• STATED TASK: Please give each of the rows below as a numbered list, leaving out any blank lines.

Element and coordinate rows

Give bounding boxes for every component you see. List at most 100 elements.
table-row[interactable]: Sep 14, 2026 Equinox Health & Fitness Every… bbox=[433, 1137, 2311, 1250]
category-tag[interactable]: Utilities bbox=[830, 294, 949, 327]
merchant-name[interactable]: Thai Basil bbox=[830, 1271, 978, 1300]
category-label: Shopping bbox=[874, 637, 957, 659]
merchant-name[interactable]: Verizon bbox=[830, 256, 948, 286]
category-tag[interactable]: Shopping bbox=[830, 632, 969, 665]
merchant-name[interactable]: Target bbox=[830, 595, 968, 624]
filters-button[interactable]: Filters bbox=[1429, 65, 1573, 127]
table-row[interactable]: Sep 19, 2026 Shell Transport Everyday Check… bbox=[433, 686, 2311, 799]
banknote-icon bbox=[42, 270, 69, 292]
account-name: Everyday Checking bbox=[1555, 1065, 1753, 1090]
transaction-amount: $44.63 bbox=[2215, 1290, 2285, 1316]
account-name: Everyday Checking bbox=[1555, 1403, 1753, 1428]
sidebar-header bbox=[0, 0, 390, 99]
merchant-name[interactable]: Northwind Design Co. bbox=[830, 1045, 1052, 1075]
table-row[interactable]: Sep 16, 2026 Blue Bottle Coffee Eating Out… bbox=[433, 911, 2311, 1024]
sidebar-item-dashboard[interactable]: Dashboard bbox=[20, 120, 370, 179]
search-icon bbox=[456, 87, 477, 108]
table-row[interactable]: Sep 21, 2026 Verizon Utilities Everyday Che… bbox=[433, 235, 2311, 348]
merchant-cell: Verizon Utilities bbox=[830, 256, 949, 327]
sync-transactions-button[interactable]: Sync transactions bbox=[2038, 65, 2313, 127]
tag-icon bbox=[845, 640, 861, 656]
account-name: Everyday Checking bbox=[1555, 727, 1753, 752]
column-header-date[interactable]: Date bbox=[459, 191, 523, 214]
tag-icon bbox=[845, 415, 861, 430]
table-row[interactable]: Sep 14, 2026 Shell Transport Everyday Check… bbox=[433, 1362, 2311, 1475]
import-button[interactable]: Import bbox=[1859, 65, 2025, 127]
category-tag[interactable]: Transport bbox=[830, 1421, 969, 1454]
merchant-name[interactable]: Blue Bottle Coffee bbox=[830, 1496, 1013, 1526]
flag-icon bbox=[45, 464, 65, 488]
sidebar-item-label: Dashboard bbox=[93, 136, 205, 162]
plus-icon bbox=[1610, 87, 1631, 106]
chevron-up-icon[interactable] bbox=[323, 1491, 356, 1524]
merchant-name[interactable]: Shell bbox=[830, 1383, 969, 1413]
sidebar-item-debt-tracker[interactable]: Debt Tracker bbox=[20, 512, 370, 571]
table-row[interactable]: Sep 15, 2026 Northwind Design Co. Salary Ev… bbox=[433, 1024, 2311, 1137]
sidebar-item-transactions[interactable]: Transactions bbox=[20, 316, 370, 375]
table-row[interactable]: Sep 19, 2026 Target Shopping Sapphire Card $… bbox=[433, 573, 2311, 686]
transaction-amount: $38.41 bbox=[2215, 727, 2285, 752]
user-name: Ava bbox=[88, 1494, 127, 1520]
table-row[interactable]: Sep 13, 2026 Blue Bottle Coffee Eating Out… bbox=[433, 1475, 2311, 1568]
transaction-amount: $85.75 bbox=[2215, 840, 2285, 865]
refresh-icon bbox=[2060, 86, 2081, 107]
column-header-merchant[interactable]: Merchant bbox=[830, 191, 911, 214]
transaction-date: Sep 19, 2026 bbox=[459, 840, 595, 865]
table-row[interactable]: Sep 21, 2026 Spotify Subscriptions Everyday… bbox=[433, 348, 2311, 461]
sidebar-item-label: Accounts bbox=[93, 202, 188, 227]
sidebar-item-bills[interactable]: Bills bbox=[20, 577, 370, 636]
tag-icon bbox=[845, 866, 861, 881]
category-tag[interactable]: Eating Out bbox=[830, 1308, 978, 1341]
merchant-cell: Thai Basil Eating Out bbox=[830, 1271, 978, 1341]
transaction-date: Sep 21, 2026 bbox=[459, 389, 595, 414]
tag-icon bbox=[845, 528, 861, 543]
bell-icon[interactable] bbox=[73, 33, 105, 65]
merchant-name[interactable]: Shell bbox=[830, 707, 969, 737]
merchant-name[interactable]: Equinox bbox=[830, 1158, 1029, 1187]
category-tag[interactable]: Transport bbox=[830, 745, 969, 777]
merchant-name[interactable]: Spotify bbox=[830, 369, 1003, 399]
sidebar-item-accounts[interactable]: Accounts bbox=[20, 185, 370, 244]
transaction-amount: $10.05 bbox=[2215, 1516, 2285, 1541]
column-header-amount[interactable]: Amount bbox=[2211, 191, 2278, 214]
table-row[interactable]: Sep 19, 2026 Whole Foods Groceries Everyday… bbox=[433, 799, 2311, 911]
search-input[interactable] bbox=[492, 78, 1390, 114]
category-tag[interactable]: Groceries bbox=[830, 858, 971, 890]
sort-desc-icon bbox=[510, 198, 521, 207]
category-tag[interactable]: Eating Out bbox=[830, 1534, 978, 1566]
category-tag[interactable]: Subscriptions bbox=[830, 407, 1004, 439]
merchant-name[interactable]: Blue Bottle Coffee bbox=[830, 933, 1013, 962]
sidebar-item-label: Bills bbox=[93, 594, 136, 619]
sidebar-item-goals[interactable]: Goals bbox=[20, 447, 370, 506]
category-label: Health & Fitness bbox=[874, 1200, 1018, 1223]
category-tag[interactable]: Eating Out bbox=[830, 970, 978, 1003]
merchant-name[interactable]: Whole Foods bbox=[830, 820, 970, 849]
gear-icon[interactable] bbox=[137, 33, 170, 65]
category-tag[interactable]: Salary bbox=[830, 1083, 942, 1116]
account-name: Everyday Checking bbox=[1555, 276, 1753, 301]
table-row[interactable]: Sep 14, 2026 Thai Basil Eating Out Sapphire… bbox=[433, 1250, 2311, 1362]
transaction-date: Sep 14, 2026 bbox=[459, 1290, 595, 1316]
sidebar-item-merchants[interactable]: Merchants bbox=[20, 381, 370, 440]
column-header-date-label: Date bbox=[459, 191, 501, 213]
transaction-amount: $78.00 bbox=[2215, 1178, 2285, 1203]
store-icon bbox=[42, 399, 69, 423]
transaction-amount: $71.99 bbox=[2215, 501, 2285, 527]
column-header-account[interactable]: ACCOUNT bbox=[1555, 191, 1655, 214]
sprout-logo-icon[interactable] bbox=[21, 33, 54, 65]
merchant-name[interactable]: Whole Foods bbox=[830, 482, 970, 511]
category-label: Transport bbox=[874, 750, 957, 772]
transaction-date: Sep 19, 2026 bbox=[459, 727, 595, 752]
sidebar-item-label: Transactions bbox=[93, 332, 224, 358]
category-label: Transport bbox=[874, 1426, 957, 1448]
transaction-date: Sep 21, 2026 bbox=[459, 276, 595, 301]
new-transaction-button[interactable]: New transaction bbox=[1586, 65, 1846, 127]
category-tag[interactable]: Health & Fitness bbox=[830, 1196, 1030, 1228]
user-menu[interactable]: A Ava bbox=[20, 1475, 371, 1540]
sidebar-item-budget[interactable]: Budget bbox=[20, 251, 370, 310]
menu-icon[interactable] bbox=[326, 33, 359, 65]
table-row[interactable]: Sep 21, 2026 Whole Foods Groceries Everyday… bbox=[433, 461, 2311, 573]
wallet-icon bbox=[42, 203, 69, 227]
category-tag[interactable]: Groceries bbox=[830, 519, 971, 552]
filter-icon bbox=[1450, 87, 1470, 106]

• EXPECTED ANSWER:
1. Give bounding boxes for every component you see. List at most 100 elements.
2. table-row[interactable]: Sep 14, 2026 Equinox Health & Fitness Every… bbox=[433, 1137, 2311, 1250]
3. category-tag[interactable]: Utilities bbox=[830, 294, 949, 327]
4. merchant-name[interactable]: Thai Basil bbox=[830, 1271, 978, 1300]
5. category-label: Shopping bbox=[874, 637, 957, 659]
6. merchant-name[interactable]: Verizon bbox=[830, 256, 948, 286]
7. category-tag[interactable]: Shopping bbox=[830, 632, 969, 665]
8. merchant-name[interactable]: Target bbox=[830, 595, 968, 624]
9. filters-button[interactable]: Filters bbox=[1429, 65, 1573, 127]
10. table-row[interactable]: Sep 19, 2026 Shell Transport Everyday Check… bbox=[433, 686, 2311, 799]
11. banknote-icon bbox=[42, 270, 69, 292]
12. account-name: Everyday Checking bbox=[1555, 1065, 1753, 1090]
13. transaction-amount: $44.63 bbox=[2215, 1290, 2285, 1316]
14. account-name: Everyday Checking bbox=[1555, 1403, 1753, 1428]
15. sidebar-header bbox=[0, 0, 390, 99]
16. merchant-name[interactable]: Northwind Design Co. bbox=[830, 1045, 1052, 1075]
17. table-row[interactable]: Sep 16, 2026 Blue Bottle Coffee Eating Out… bbox=[433, 911, 2311, 1024]
18. sidebar-item-dashboard[interactable]: Dashboard bbox=[20, 120, 370, 179]
19. search-icon bbox=[456, 87, 477, 108]
20. table-row[interactable]: Sep 21, 2026 Verizon Utilities Everyday Che… bbox=[433, 235, 2311, 348]
21. merchant-cell: Verizon Utilities bbox=[830, 256, 949, 327]
22. sync-transactions-button[interactable]: Sync transactions bbox=[2038, 65, 2313, 127]
23. tag-icon bbox=[845, 640, 861, 656]
24. account-name: Everyday Checking bbox=[1555, 727, 1753, 752]
25. column-header-date[interactable]: Date bbox=[459, 191, 523, 214]
26. tag-icon bbox=[845, 415, 861, 430]
27. table-row[interactable]: Sep 14, 2026 Shell Transport Everyday Check… bbox=[433, 1362, 2311, 1475]
28. import-button[interactable]: Import bbox=[1859, 65, 2025, 127]
29. category-tag[interactable]: Transport bbox=[830, 1421, 969, 1454]
30. merchant-name[interactable]: Blue Bottle Coffee bbox=[830, 1496, 1013, 1526]
31. flag-icon bbox=[45, 464, 65, 488]
32. sidebar-item-label: Dashboard bbox=[93, 136, 205, 162]
33. plus-icon bbox=[1610, 87, 1631, 106]
34. chevron-up-icon[interactable] bbox=[323, 1491, 356, 1524]
35. merchant-name[interactable]: Shell bbox=[830, 1383, 969, 1413]
36. sidebar-item-debt-tracker[interactable]: Debt Tracker bbox=[20, 512, 370, 571]
37. table-row[interactable]: Sep 15, 2026 Northwind Design Co. Salary Ev… bbox=[433, 1024, 2311, 1137]
38. sidebar-item-transactions[interactable]: Transactions bbox=[20, 316, 370, 375]
39. table-row[interactable]: Sep 19, 2026 Target Shopping Sapphire Card $… bbox=[433, 573, 2311, 686]
40. transaction-amount: $38.41 bbox=[2215, 727, 2285, 752]
41. user-name: Ava bbox=[88, 1494, 127, 1520]
42. table-row[interactable]: Sep 13, 2026 Blue Bottle Coffee Eating Out… bbox=[433, 1475, 2311, 1568]
43. transaction-amount: $85.75 bbox=[2215, 840, 2285, 865]
44. refresh-icon bbox=[2060, 86, 2081, 107]
45. column-header-merchant[interactable]: Merchant bbox=[830, 191, 911, 214]
46. transaction-date: Sep 19, 2026 bbox=[459, 840, 595, 865]
47. table-row[interactable]: Sep 21, 2026 Spotify Subscriptions Everyday… bbox=[433, 348, 2311, 461]
48. sidebar-item-label: Accounts bbox=[93, 202, 188, 227]
49. sidebar-item-bills[interactable]: Bills bbox=[20, 577, 370, 636]
50. tag-icon bbox=[845, 866, 861, 881]
51. category-tag[interactable]: Eating Out bbox=[830, 1308, 978, 1341]
52. merchant-cell: Thai Basil Eating Out bbox=[830, 1271, 978, 1341]
53. transaction-date: Sep 21, 2026 bbox=[459, 389, 595, 414]
54. tag-icon bbox=[845, 528, 861, 543]
55. bell-icon[interactable] bbox=[73, 33, 105, 65]
56. merchant-name[interactable]: Shell bbox=[830, 707, 969, 737]
57. merchant-name[interactable]: Equinox bbox=[830, 1158, 1029, 1187]
58. category-tag[interactable]: Transport bbox=[830, 745, 969, 777]
59. merchant-name[interactable]: Spotify bbox=[830, 369, 1003, 399]
60. sidebar-item-accounts[interactable]: Accounts bbox=[20, 185, 370, 244]
61. transaction-amount: $10.05 bbox=[2215, 1516, 2285, 1541]
62. column-header-amount[interactable]: Amount bbox=[2211, 191, 2278, 214]
63. table-row[interactable]: Sep 19, 2026 Whole Foods Groceries Everyday… bbox=[433, 799, 2311, 911]
64. search-input[interactable] bbox=[492, 78, 1390, 114]
65. category-tag[interactable]: Groceries bbox=[830, 858, 971, 890]
66. sort-desc-icon bbox=[510, 198, 521, 207]
67. category-tag[interactable]: Eating Out bbox=[830, 1534, 978, 1566]
68. category-tag[interactable]: Subscriptions bbox=[830, 407, 1004, 439]
69. merchant-name[interactable]: Blue Bottle Coffee bbox=[830, 933, 1013, 962]
70. sidebar-item-label: Bills bbox=[93, 594, 136, 619]
71. sidebar-item-goals[interactable]: Goals bbox=[20, 447, 370, 506]
72. category-label: Health & Fitness bbox=[874, 1200, 1018, 1223]
73. category-tag[interactable]: Eating Out bbox=[830, 970, 978, 1003]
74. merchant-name[interactable]: Whole Foods bbox=[830, 820, 970, 849]
75. gear-icon[interactable] bbox=[137, 33, 170, 65]
76. category-tag[interactable]: Salary bbox=[830, 1083, 942, 1116]
77. account-name: Everyday Checking bbox=[1555, 276, 1753, 301]
78. table-row[interactable]: Sep 14, 2026 Thai Basil Eating Out Sapphire… bbox=[433, 1250, 2311, 1362]
79. transaction-date: Sep 14, 2026 bbox=[459, 1290, 595, 1316]
80. sidebar-item-merchants[interactable]: Merchants bbox=[20, 381, 370, 440]
81. column-header-date-label: Date bbox=[459, 191, 501, 213]
82. transaction-amount: $78.00 bbox=[2215, 1178, 2285, 1203]
83. store-icon bbox=[42, 399, 69, 423]
84. transaction-amount: $71.99 bbox=[2215, 501, 2285, 527]
85. column-header-account[interactable]: ACCOUNT bbox=[1555, 191, 1655, 214]
86. sprout-logo-icon[interactable] bbox=[21, 33, 54, 65]
87. merchant-name[interactable]: Whole Foods bbox=[830, 482, 970, 511]
88. category-label: Transport bbox=[874, 750, 957, 772]
89. transaction-date: Sep 19, 2026 bbox=[459, 727, 595, 752]
90. sidebar-item-label: Transactions bbox=[93, 332, 224, 358]
91. category-label: Transport bbox=[874, 1426, 957, 1448]
92. transaction-date: Sep 21, 2026 bbox=[459, 276, 595, 301]
93. new-transaction-button[interactable]: New transaction bbox=[1586, 65, 1846, 127]
94. category-tag[interactable]: Health & Fitness bbox=[830, 1196, 1030, 1228]
95. user-menu[interactable]: A Ava bbox=[20, 1475, 371, 1540]
96. sidebar-item-budget[interactable]: Budget bbox=[20, 251, 370, 310]
97. menu-icon[interactable] bbox=[326, 33, 359, 65]
98. table-row[interactable]: Sep 21, 2026 Whole Foods Groceries Everyday… bbox=[433, 461, 2311, 573]
99. wallet-icon bbox=[42, 203, 69, 227]
100. category-tag[interactable]: Groceries bbox=[830, 519, 971, 552]
101. filter-icon bbox=[1450, 87, 1470, 106]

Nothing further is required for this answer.